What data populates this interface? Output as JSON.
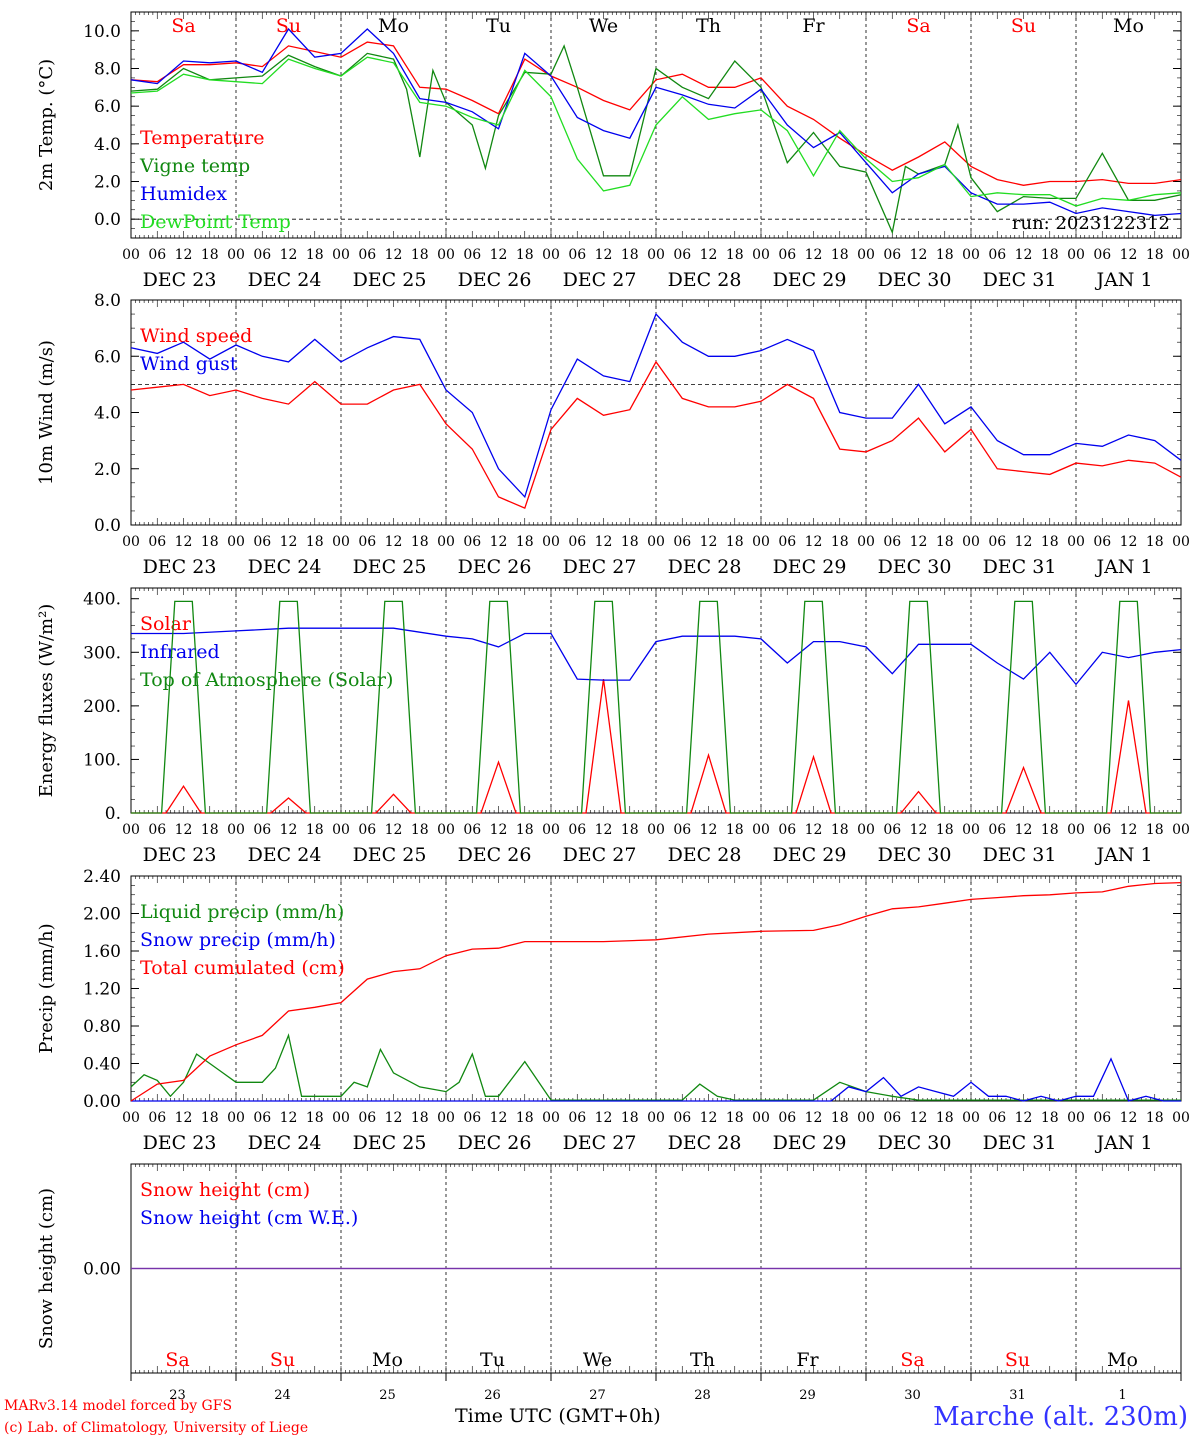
{
  "colors": {
    "temperature": "#ff0000",
    "vigne_temp": "#118811",
    "humidex": "#0000ee",
    "dewpoint": "#22dd22",
    "weekend_day": "#ff0000",
    "weekday": "#000000",
    "station": "#3333ff",
    "snow_line": "#7733aa"
  },
  "days_top": [
    "Sa",
    "Su",
    "Mo",
    "Tu",
    "We",
    "Th",
    "Fr",
    "Sa",
    "Su",
    "Mo"
  ],
  "days_bottom": [
    "Sa",
    "Su",
    "Mo",
    "Tu",
    "We",
    "Th",
    "Fr",
    "Sa",
    "Su",
    "Mo"
  ],
  "day_numbers": [
    "23",
    "24",
    "25",
    "26",
    "27",
    "28",
    "29",
    "30",
    "31",
    "1"
  ],
  "date_labels": [
    "DEC 23",
    "DEC 24",
    "DEC 25",
    "DEC 26",
    "DEC 27",
    "DEC 28",
    "DEC 29",
    "DEC 30",
    "DEC 31",
    "JAN  1"
  ],
  "hour_labels": [
    "00",
    "06",
    "12",
    "18"
  ],
  "hour_label_end": "00",
  "footer": {
    "credit_line1": "MARv3.14 model forced by GFS",
    "credit_line2": "(c) Lab. of Climatology, University of Liege",
    "time_label": "Time UTC (GMT+0h)",
    "station": "Marche (alt. 230m)"
  },
  "chart_data": [
    {
      "type": "line",
      "ylabel": "2m Temp. (°C)",
      "ylim": [
        -1.0,
        11.0
      ],
      "yticks": [
        "0.0",
        "2.0",
        "4.0",
        "6.0",
        "8.0",
        "10.0"
      ],
      "ytick_values": [
        0,
        2,
        4,
        6,
        8,
        10
      ],
      "reference_line": 0,
      "run_label": "run: 2023122312",
      "x_unit": "hours since DEC 23 00 UTC",
      "xlim": [
        0,
        240
      ],
      "series": [
        {
          "name": "Temperature",
          "color": "temperature",
          "x": [
            0,
            6,
            12,
            18,
            24,
            30,
            36,
            42,
            48,
            54,
            60,
            66,
            72,
            78,
            84,
            90,
            96,
            102,
            108,
            114,
            120,
            126,
            132,
            138,
            144,
            150,
            156,
            162,
            168,
            174,
            180,
            186,
            192,
            198,
            204,
            210,
            216,
            222,
            228,
            234,
            240
          ],
          "y": [
            7.4,
            7.3,
            8.2,
            8.2,
            8.3,
            8.1,
            9.2,
            8.9,
            8.6,
            9.4,
            9.2,
            7.0,
            6.9,
            6.3,
            5.6,
            8.5,
            7.6,
            7.0,
            6.3,
            5.8,
            7.4,
            7.7,
            7.0,
            7.0,
            7.5,
            6.0,
            5.3,
            4.3,
            3.4,
            2.6,
            3.3,
            4.1,
            2.8,
            2.1,
            1.8,
            2.0,
            2.0,
            2.1,
            1.9,
            1.9,
            2.1
          ]
        },
        {
          "name": "Vigne temp",
          "color": "vigne_temp",
          "x": [
            0,
            6,
            12,
            18,
            24,
            30,
            36,
            42,
            48,
            54,
            60,
            63,
            66,
            69,
            72,
            78,
            81,
            84,
            90,
            96,
            99,
            102,
            108,
            114,
            120,
            126,
            132,
            138,
            144,
            150,
            156,
            162,
            168,
            174,
            177,
            180,
            186,
            189,
            192,
            198,
            204,
            210,
            216,
            222,
            228,
            234,
            240
          ],
          "y": [
            6.8,
            6.9,
            8.0,
            7.4,
            7.5,
            7.6,
            8.7,
            8.1,
            7.6,
            8.8,
            8.5,
            6.9,
            3.3,
            7.9,
            6.2,
            5.0,
            2.7,
            5.5,
            7.8,
            7.7,
            9.2,
            7.0,
            2.3,
            2.3,
            8.0,
            7.0,
            6.4,
            8.4,
            7.0,
            3.0,
            4.6,
            2.8,
            2.5,
            -0.7,
            2.8,
            2.4,
            2.9,
            5.0,
            2.2,
            0.4,
            1.2,
            1.1,
            1.1,
            3.5,
            1.0,
            1.0,
            1.3
          ]
        },
        {
          "name": "Humidex",
          "color": "humidex",
          "x": [
            0,
            6,
            12,
            18,
            24,
            30,
            36,
            42,
            48,
            54,
            60,
            66,
            72,
            78,
            84,
            90,
            96,
            102,
            108,
            114,
            120,
            126,
            132,
            138,
            144,
            150,
            156,
            162,
            168,
            174,
            180,
            186,
            192,
            198,
            204,
            210,
            216,
            222,
            228,
            234,
            240
          ],
          "y": [
            7.4,
            7.2,
            8.4,
            8.3,
            8.4,
            7.8,
            10.1,
            8.6,
            8.8,
            10.1,
            8.8,
            6.4,
            6.2,
            5.7,
            4.8,
            8.8,
            7.6,
            5.4,
            4.7,
            4.3,
            7.0,
            6.6,
            6.1,
            5.9,
            6.9,
            5.0,
            3.8,
            4.6,
            3.0,
            1.4,
            2.4,
            2.8,
            1.4,
            0.8,
            0.8,
            0.9,
            0.3,
            0.6,
            0.4,
            0.2,
            0.3
          ]
        },
        {
          "name": "DewPoint Temp",
          "color": "dewpoint",
          "x": [
            0,
            6,
            12,
            18,
            24,
            30,
            36,
            42,
            48,
            54,
            60,
            66,
            72,
            78,
            84,
            90,
            96,
            102,
            108,
            114,
            120,
            126,
            132,
            138,
            144,
            150,
            156,
            162,
            168,
            174,
            180,
            186,
            192,
            198,
            204,
            210,
            216,
            222,
            228,
            234,
            240
          ],
          "y": [
            6.7,
            6.8,
            7.7,
            7.4,
            7.3,
            7.2,
            8.5,
            8.0,
            7.6,
            8.6,
            8.3,
            6.2,
            6.0,
            5.4,
            5.0,
            7.9,
            6.5,
            3.2,
            1.5,
            1.8,
            5.0,
            6.5,
            5.3,
            5.6,
            5.8,
            4.7,
            2.3,
            4.7,
            3.2,
            2.0,
            2.2,
            2.9,
            1.2,
            1.4,
            1.3,
            1.3,
            0.7,
            1.1,
            1.0,
            1.3,
            1.4
          ]
        }
      ]
    },
    {
      "type": "line",
      "ylabel": "10m Wind (m/s)",
      "ylim": [
        0.0,
        8.0
      ],
      "yticks": [
        "0.0",
        "2.0",
        "4.0",
        "6.0",
        "8.0"
      ],
      "ytick_values": [
        0,
        2,
        4,
        6,
        8
      ],
      "reference_line": 5,
      "x_unit": "hours since DEC 23 00 UTC",
      "xlim": [
        0,
        240
      ],
      "series": [
        {
          "name": "Wind speed",
          "color": "temperature",
          "x": [
            0,
            6,
            12,
            18,
            24,
            30,
            36,
            42,
            48,
            54,
            60,
            66,
            72,
            78,
            84,
            90,
            96,
            102,
            108,
            114,
            120,
            126,
            132,
            138,
            144,
            150,
            156,
            162,
            168,
            174,
            180,
            186,
            192,
            198,
            204,
            210,
            216,
            222,
            228,
            234,
            240
          ],
          "y": [
            4.8,
            4.9,
            5.0,
            4.6,
            4.8,
            4.5,
            4.3,
            5.1,
            4.3,
            4.3,
            4.8,
            5.0,
            3.6,
            2.7,
            1.0,
            0.6,
            3.4,
            4.5,
            3.9,
            4.1,
            5.8,
            4.5,
            4.2,
            4.2,
            4.4,
            5.0,
            4.5,
            2.7,
            2.6,
            3.0,
            3.8,
            2.6,
            3.4,
            2.0,
            1.9,
            1.8,
            2.2,
            2.1,
            2.3,
            2.2,
            1.7
          ]
        },
        {
          "name": "Wind gust",
          "color": "humidex",
          "x": [
            0,
            6,
            12,
            18,
            24,
            30,
            36,
            42,
            48,
            54,
            60,
            66,
            72,
            78,
            84,
            90,
            96,
            102,
            108,
            114,
            120,
            126,
            132,
            138,
            144,
            150,
            156,
            162,
            168,
            174,
            180,
            186,
            192,
            198,
            204,
            210,
            216,
            222,
            228,
            234,
            240
          ],
          "y": [
            6.3,
            6.1,
            6.5,
            5.9,
            6.4,
            6.0,
            5.8,
            6.6,
            5.8,
            6.3,
            6.7,
            6.6,
            4.8,
            4.0,
            2.0,
            1.0,
            4.1,
            5.9,
            5.3,
            5.1,
            7.5,
            6.5,
            6.0,
            6.0,
            6.2,
            6.6,
            6.2,
            4.0,
            3.8,
            3.8,
            5.0,
            3.6,
            4.2,
            3.0,
            2.5,
            2.5,
            2.9,
            2.8,
            3.2,
            3.0,
            2.3
          ]
        }
      ]
    },
    {
      "type": "line",
      "ylabel": "Energy fluxes (W/m²)",
      "ylim": [
        0,
        420
      ],
      "yticks": [
        "0.",
        "100.",
        "200.",
        "300.",
        "400."
      ],
      "ytick_values": [
        0,
        100,
        200,
        300,
        400
      ],
      "x_unit": "hours since DEC 23 00 UTC",
      "xlim": [
        0,
        240
      ],
      "series": [
        {
          "name": "Solar",
          "color": "temperature",
          "solar_peaks": [
            50,
            28,
            35,
            95,
            250,
            108,
            105,
            40,
            85,
            210
          ]
        },
        {
          "name": "Infrared",
          "color": "humidex",
          "x": [
            0,
            12,
            24,
            36,
            48,
            60,
            72,
            78,
            84,
            90,
            96,
            102,
            108,
            114,
            120,
            126,
            132,
            138,
            144,
            150,
            156,
            162,
            168,
            174,
            180,
            186,
            192,
            198,
            204,
            210,
            216,
            222,
            228,
            234,
            240
          ],
          "y": [
            335,
            335,
            340,
            345,
            345,
            345,
            330,
            325,
            310,
            335,
            335,
            250,
            248,
            248,
            320,
            330,
            330,
            330,
            325,
            280,
            320,
            320,
            310,
            260,
            315,
            315,
            315,
            280,
            250,
            300,
            240,
            300,
            290,
            300,
            305
          ]
        },
        {
          "name": "Top of Atmosphere (Solar)",
          "color": "vigne_temp",
          "toa_peak": 395
        }
      ]
    },
    {
      "type": "line",
      "ylabel": "Precip (mm/h)",
      "ylim": [
        0.0,
        2.4
      ],
      "yticks": [
        "0.00",
        "0.40",
        "0.80",
        "1.20",
        "1.60",
        "2.00",
        "2.40"
      ],
      "ytick_values": [
        0.0,
        0.4,
        0.8,
        1.2,
        1.6,
        2.0,
        2.4
      ],
      "x_unit": "hours since DEC 23 00 UTC",
      "xlim": [
        0,
        240
      ],
      "series": [
        {
          "name": "Liquid precip (mm/h)",
          "color": "vigne_temp",
          "x": [
            0,
            3,
            6,
            9,
            12,
            15,
            18,
            21,
            24,
            30,
            33,
            36,
            39,
            42,
            48,
            51,
            54,
            57,
            60,
            66,
            72,
            75,
            78,
            81,
            84,
            90,
            96,
            102,
            108,
            120,
            126,
            130,
            134,
            138,
            144,
            156,
            162,
            168,
            174,
            180,
            186,
            192,
            198,
            204,
            210,
            216,
            222,
            228,
            234,
            240
          ],
          "y": [
            0.15,
            0.28,
            0.22,
            0.05,
            0.2,
            0.5,
            0.4,
            0.3,
            0.2,
            0.2,
            0.35,
            0.7,
            0.05,
            0.05,
            0.05,
            0.2,
            0.15,
            0.55,
            0.3,
            0.15,
            0.1,
            0.2,
            0.5,
            0.05,
            0.05,
            0.42,
            0.01,
            0.01,
            0.01,
            0.01,
            0.01,
            0.18,
            0.05,
            0.01,
            0.01,
            0.01,
            0.2,
            0.1,
            0.05,
            0.01,
            0.01,
            0.01,
            0.01,
            0.01,
            0.01,
            0.01,
            0.01,
            0.01,
            0.01,
            0.01
          ]
        },
        {
          "name": "Snow precip (mm/h)",
          "color": "humidex",
          "x": [
            0,
            160,
            164,
            168,
            172,
            176,
            180,
            184,
            188,
            192,
            196,
            200,
            204,
            208,
            212,
            216,
            220,
            224,
            228,
            232,
            236,
            240
          ],
          "y": [
            0.0,
            0.0,
            0.15,
            0.1,
            0.25,
            0.05,
            0.15,
            0.1,
            0.05,
            0.2,
            0.05,
            0.05,
            0.0,
            0.05,
            0.0,
            0.05,
            0.05,
            0.45,
            0.0,
            0.05,
            0.0,
            0.0
          ]
        },
        {
          "name": "Total cumulated (cm)",
          "color": "temperature",
          "x": [
            0,
            6,
            12,
            18,
            24,
            30,
            36,
            42,
            48,
            54,
            60,
            66,
            72,
            78,
            84,
            90,
            96,
            102,
            108,
            120,
            132,
            144,
            156,
            162,
            168,
            174,
            180,
            186,
            192,
            198,
            204,
            210,
            216,
            222,
            228,
            234,
            240
          ],
          "y": [
            0.0,
            0.18,
            0.22,
            0.48,
            0.6,
            0.7,
            0.96,
            1.0,
            1.05,
            1.3,
            1.38,
            1.41,
            1.55,
            1.62,
            1.63,
            1.7,
            1.7,
            1.7,
            1.7,
            1.72,
            1.78,
            1.81,
            1.82,
            1.88,
            1.97,
            2.05,
            2.07,
            2.11,
            2.15,
            2.17,
            2.19,
            2.2,
            2.22,
            2.23,
            2.29,
            2.32,
            2.33
          ]
        }
      ]
    },
    {
      "type": "line",
      "ylabel": "Snow height (cm)",
      "ylim": [
        -1.0,
        1.0
      ],
      "yticks": [
        "0.00"
      ],
      "ytick_values": [
        0
      ],
      "x_unit": "hours since DEC 23 00 UTC",
      "xlim": [
        0,
        240
      ],
      "series": [
        {
          "name": "Snow height (cm)",
          "color": "temperature",
          "x": [
            0,
            240
          ],
          "y": [
            0,
            0
          ]
        },
        {
          "name": "Snow height (cm W.E.)",
          "color": "humidex",
          "x": [
            0,
            240
          ],
          "y": [
            0,
            0
          ]
        }
      ]
    }
  ]
}
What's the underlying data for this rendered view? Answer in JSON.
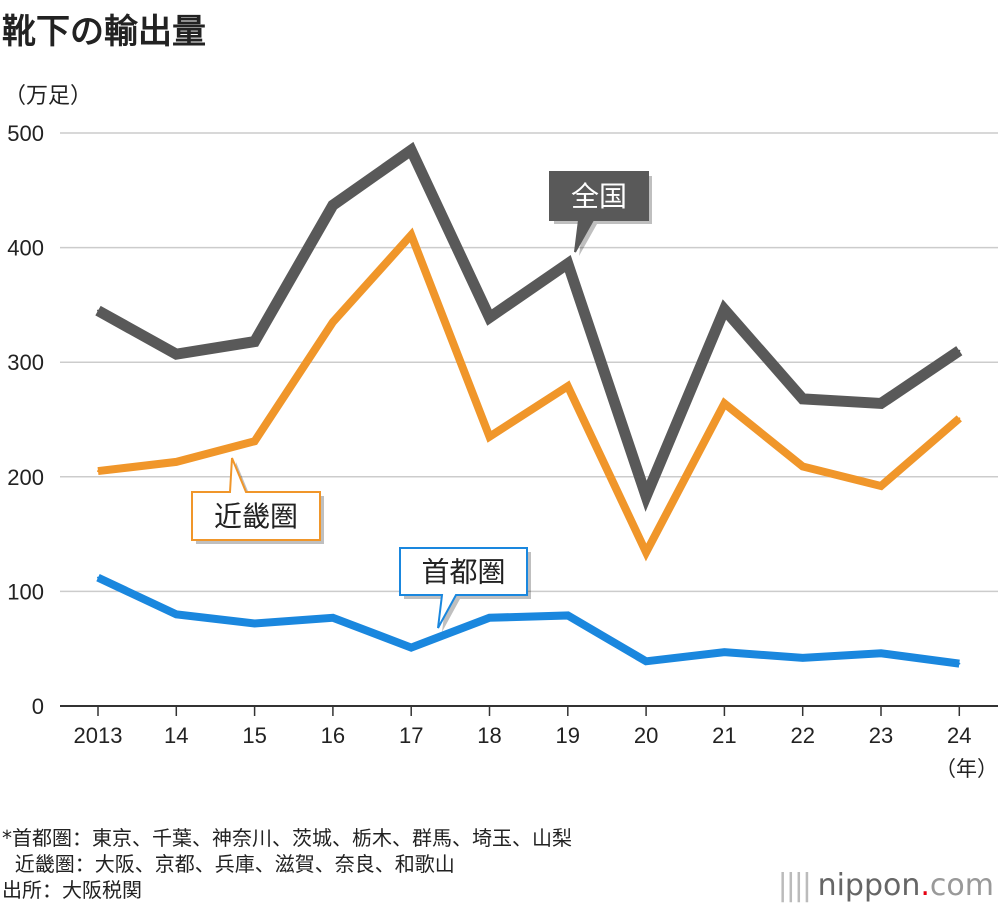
{
  "title": "靴下の輸出量",
  "unit": "（万足）",
  "chart_data": {
    "type": "line",
    "title": "靴下の輸出量",
    "ylabel": "（万足）",
    "xlabel": "（年）",
    "categories": [
      "2013",
      "14",
      "15",
      "16",
      "17",
      "18",
      "19",
      "20",
      "21",
      "22",
      "23",
      "24"
    ],
    "ylim": [
      0,
      500
    ],
    "yticks": [
      0,
      100,
      200,
      300,
      400,
      500
    ],
    "grid": true,
    "series": [
      {
        "name": "全国",
        "color": "#595959",
        "values": [
          345,
          307,
          318,
          437,
          485,
          339,
          386,
          183,
          346,
          268,
          264,
          310
        ]
      },
      {
        "name": "近畿圏",
        "color": "#f0962a",
        "values": [
          205,
          213,
          231,
          335,
          411,
          235,
          279,
          134,
          264,
          209,
          192,
          251
        ]
      },
      {
        "name": "首都圏",
        "color": "#1a87de",
        "values": [
          112,
          80,
          72,
          77,
          51,
          77,
          79,
          39,
          47,
          42,
          46,
          37
        ]
      }
    ]
  },
  "footnotes": [
    "*首都圏：東京、千葉、神奈川、茨城、栃木、群馬、埼玉、山梨",
    "  近畿圏：大阪、京都、兵庫、滋賀、奈良、和歌山",
    "出所：大阪税関"
  ],
  "logo": {
    "main": "nippon",
    "dot": ".",
    "suffix": "com"
  }
}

+---+

**Exercise task**:
Gather every line from the listing above in which "What" appears, and copy those lines.

**Result of the task**:
What data populates this interface? Output as JSON.
What's the underlying data for this rendered view? Answer in JSON.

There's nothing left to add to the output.